Record list –
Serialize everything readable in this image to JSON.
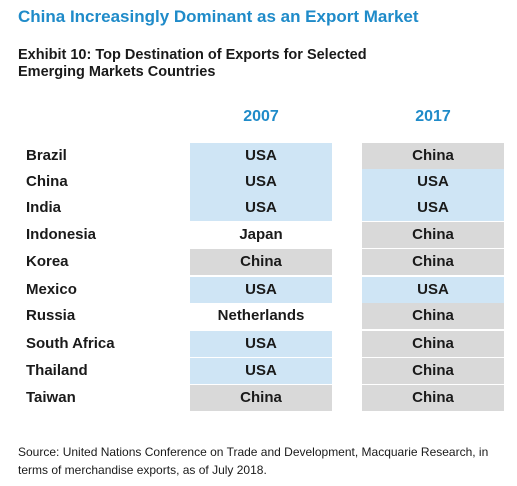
{
  "page": {
    "title": "China Increasingly Dominant as an Export Market",
    "source_note": "Source: United Nations Conference on Trade and Development, Macquarie Research, in terms of merchandise exports, as of July 2018."
  },
  "colors": {
    "title_blue": "#1f8bc9",
    "usa_fill": "#cfe5f5",
    "china_fill": "#d9d9d9",
    "other_fill": "#ffffff"
  },
  "chart_data": {
    "type": "table",
    "title": "Exhibit 10: Top Destination of Exports for Selected Emerging Markets Countries",
    "columns": [
      "2007",
      "2017"
    ],
    "rows": [
      {
        "country": "Brazil",
        "values": [
          "USA",
          "China"
        ]
      },
      {
        "country": "China",
        "values": [
          "USA",
          "USA"
        ]
      },
      {
        "country": "India",
        "values": [
          "USA",
          "USA"
        ]
      },
      {
        "country": "Indonesia",
        "values": [
          "Japan",
          "China"
        ]
      },
      {
        "country": "Korea",
        "values": [
          "China",
          "China"
        ]
      },
      {
        "country": "Mexico",
        "values": [
          "USA",
          "USA"
        ]
      },
      {
        "country": "Russia",
        "values": [
          "Netherlands",
          "China"
        ]
      },
      {
        "country": "South Africa",
        "values": [
          "USA",
          "China"
        ]
      },
      {
        "country": "Thailand",
        "values": [
          "USA",
          "China"
        ]
      },
      {
        "country": "Taiwan",
        "values": [
          "China",
          "China"
        ]
      }
    ]
  }
}
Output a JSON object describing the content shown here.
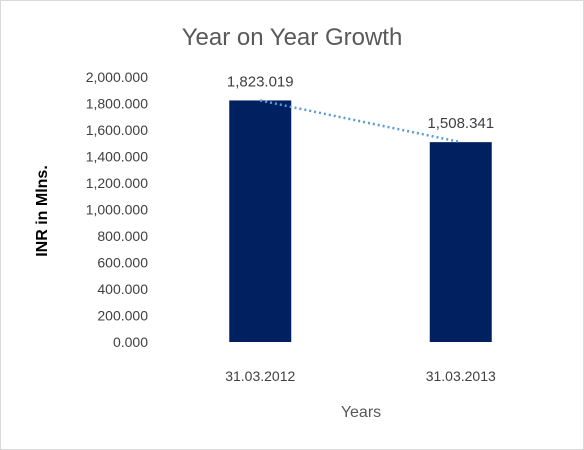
{
  "chart_data": {
    "type": "bar",
    "title": "Year on Year Growth",
    "xlabel": "Years",
    "ylabel": "INR in Mlns.",
    "categories": [
      "31.03.2012",
      "31.03.2013"
    ],
    "values": [
      1823.019,
      1508.341
    ],
    "data_labels": [
      "1,823.019",
      "1,508.341"
    ],
    "ylim": [
      0,
      2000
    ],
    "yticks": [
      {
        "value": 0,
        "label": "0.000"
      },
      {
        "value": 200,
        "label": "200.000"
      },
      {
        "value": 400,
        "label": "400.000"
      },
      {
        "value": 600,
        "label": "600.000"
      },
      {
        "value": 800,
        "label": "800.000"
      },
      {
        "value": 1000,
        "label": "1,000.000"
      },
      {
        "value": 1200,
        "label": "1,200.000"
      },
      {
        "value": 1400,
        "label": "1,400.000"
      },
      {
        "value": 1600,
        "label": "1,600.000"
      },
      {
        "value": 1800,
        "label": "1,800.000"
      },
      {
        "value": 2000,
        "label": "2,000.000"
      }
    ],
    "grid": false,
    "legend": "none",
    "trendline": "linear",
    "colors": {
      "bar": "#002060",
      "trendline": "#5b9bd5"
    }
  }
}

Task statement – Filter lines by "JSON" and return each hit.

Final answer –
Serialize everything readable in this image to JSON.
Output a JSON object describing the content shown here.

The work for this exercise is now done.